Your instructions: In the lines below, how many hold the word "Teranet"? Answer only with the number.

* Start Provided records *

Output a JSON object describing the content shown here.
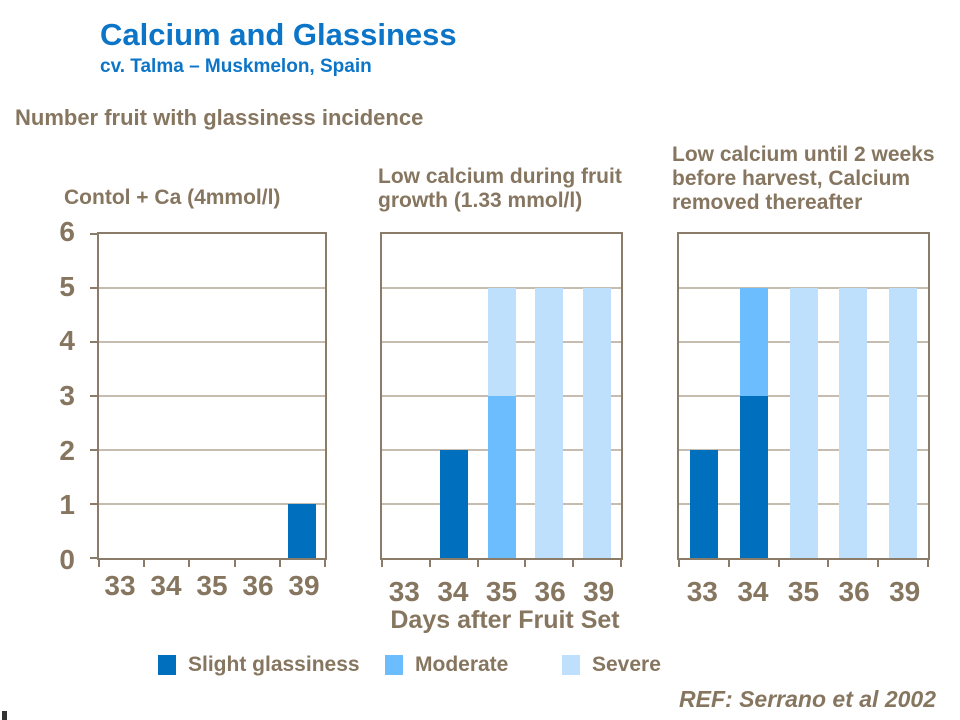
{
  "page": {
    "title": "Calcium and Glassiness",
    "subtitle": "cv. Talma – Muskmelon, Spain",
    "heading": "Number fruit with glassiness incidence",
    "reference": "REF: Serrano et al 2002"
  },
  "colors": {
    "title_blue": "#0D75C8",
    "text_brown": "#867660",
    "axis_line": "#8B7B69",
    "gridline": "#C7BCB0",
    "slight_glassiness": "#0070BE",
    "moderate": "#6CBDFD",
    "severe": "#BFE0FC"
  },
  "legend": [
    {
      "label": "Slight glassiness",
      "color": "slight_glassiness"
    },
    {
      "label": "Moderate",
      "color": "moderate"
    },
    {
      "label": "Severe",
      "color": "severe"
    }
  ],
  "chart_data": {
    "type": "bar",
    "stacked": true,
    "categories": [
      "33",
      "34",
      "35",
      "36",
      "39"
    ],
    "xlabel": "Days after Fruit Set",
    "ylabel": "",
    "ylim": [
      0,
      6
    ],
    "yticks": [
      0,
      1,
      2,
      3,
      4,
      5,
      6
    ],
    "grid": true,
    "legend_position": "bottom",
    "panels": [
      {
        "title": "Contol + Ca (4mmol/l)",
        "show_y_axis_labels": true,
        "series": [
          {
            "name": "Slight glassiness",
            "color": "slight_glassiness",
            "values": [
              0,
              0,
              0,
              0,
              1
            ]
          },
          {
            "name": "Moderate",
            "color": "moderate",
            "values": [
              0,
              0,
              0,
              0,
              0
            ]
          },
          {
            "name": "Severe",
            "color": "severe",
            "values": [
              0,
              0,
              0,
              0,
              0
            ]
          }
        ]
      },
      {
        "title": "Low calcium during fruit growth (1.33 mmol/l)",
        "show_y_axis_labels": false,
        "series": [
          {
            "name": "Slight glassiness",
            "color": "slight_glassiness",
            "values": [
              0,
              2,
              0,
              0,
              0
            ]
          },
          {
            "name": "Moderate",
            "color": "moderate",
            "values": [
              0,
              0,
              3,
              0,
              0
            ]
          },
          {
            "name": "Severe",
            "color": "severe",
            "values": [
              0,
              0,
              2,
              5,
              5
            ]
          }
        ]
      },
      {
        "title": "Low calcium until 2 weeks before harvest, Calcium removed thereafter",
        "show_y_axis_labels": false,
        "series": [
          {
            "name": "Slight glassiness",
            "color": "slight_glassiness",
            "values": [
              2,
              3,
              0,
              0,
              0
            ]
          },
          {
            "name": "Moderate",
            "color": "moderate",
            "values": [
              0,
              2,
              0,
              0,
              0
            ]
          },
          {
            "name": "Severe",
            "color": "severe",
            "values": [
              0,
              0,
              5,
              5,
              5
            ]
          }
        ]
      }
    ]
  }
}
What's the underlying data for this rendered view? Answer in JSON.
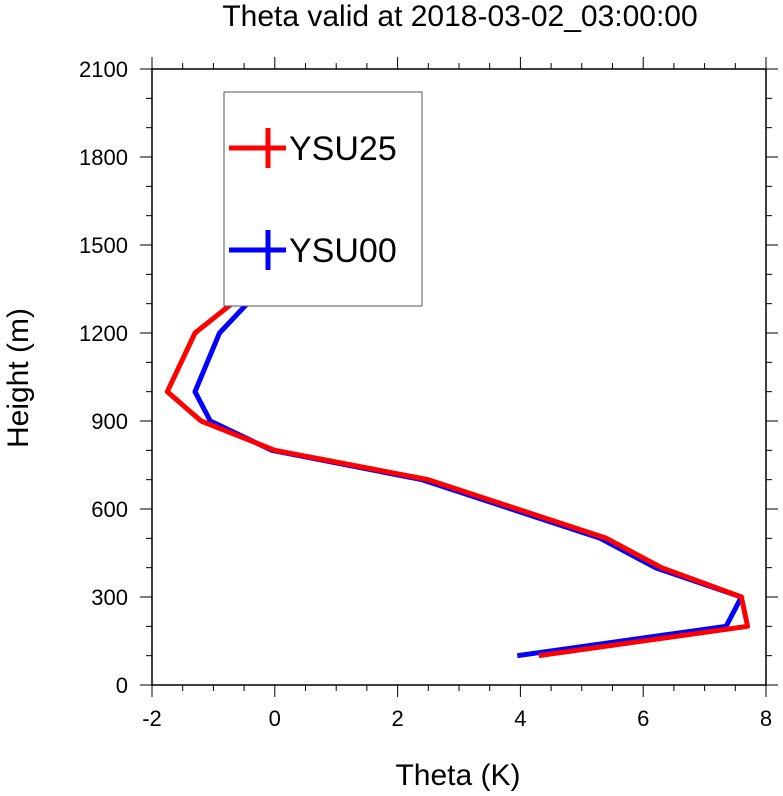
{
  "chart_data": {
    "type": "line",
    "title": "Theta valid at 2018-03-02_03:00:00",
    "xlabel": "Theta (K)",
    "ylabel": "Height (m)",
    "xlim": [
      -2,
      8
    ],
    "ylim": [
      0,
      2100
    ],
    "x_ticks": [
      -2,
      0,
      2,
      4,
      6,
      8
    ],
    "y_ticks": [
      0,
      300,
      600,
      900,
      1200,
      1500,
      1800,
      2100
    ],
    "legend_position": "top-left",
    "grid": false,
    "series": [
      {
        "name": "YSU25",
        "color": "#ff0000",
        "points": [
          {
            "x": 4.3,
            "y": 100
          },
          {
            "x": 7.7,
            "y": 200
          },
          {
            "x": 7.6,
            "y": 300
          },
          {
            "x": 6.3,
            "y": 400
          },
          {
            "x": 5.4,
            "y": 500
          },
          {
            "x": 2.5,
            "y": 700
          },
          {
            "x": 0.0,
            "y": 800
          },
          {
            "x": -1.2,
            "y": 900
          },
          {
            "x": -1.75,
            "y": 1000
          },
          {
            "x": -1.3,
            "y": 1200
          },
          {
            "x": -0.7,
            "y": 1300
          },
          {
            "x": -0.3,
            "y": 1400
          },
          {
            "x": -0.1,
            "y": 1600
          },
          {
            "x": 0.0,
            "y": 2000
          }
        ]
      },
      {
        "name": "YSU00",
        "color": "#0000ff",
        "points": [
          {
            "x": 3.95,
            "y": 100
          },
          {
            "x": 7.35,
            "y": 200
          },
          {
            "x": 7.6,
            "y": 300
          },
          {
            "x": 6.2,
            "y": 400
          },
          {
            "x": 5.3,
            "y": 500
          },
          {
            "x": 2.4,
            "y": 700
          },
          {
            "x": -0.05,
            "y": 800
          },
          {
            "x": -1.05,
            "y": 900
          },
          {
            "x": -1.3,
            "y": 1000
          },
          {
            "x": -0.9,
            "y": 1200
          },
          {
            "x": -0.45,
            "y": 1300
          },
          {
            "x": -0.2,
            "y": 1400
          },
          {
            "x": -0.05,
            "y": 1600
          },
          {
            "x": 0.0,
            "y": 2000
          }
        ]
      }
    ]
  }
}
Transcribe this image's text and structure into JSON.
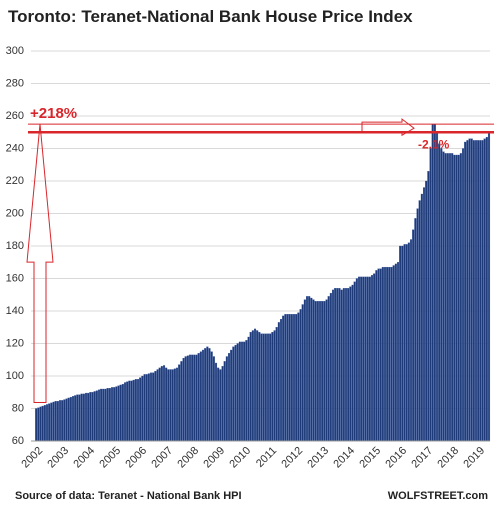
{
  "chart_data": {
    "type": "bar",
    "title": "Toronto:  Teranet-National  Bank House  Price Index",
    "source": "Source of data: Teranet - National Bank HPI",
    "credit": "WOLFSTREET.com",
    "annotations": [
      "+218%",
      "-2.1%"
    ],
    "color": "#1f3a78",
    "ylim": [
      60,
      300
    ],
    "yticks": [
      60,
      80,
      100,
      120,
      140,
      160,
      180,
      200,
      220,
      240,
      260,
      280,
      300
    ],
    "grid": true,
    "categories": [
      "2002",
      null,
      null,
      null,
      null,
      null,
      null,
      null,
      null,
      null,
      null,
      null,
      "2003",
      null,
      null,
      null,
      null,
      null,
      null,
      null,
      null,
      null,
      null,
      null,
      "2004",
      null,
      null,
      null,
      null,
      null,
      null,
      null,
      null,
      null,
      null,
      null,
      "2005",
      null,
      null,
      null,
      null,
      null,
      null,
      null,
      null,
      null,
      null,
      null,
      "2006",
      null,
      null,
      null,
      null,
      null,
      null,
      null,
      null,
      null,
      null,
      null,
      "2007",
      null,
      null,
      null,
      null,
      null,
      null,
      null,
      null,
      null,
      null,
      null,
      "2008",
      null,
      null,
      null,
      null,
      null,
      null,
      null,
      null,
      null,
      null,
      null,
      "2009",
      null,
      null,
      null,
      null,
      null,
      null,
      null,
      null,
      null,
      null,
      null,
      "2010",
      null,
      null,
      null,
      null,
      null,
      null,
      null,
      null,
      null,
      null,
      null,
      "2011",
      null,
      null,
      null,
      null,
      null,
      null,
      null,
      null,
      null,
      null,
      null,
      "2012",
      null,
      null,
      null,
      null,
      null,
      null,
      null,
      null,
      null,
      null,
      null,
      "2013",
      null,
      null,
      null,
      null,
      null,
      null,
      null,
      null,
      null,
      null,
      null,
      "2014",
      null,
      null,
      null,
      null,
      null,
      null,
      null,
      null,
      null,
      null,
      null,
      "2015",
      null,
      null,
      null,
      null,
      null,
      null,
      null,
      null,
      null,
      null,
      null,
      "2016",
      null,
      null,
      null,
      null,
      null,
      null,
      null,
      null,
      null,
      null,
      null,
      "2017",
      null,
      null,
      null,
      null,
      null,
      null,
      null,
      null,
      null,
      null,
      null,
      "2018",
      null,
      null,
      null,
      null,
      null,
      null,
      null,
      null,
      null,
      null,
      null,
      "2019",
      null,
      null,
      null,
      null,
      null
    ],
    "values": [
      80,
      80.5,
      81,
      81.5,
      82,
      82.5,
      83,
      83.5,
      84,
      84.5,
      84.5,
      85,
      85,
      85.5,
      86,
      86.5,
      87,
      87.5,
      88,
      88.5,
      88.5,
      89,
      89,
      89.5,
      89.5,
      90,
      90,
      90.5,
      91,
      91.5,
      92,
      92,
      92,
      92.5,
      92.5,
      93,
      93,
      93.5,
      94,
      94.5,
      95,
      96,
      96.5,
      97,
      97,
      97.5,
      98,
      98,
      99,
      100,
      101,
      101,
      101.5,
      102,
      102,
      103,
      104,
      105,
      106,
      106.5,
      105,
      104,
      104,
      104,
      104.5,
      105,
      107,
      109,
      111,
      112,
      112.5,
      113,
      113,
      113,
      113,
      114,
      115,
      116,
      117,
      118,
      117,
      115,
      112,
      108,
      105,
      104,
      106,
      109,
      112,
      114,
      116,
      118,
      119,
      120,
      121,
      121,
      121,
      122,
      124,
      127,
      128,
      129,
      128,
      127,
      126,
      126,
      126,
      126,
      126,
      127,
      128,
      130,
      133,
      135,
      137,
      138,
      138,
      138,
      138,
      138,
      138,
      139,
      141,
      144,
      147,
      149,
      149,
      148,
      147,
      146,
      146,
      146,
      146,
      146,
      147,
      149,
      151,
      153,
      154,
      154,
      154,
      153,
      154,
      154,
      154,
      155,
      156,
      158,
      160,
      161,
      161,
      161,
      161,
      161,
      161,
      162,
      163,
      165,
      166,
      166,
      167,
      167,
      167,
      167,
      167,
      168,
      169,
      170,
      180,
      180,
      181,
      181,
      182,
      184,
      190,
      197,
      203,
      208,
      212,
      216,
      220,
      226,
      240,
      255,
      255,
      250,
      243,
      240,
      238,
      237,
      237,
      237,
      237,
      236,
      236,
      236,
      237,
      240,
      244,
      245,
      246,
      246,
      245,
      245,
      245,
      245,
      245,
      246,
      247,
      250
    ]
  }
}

* End Provided records *

Finished answer: 2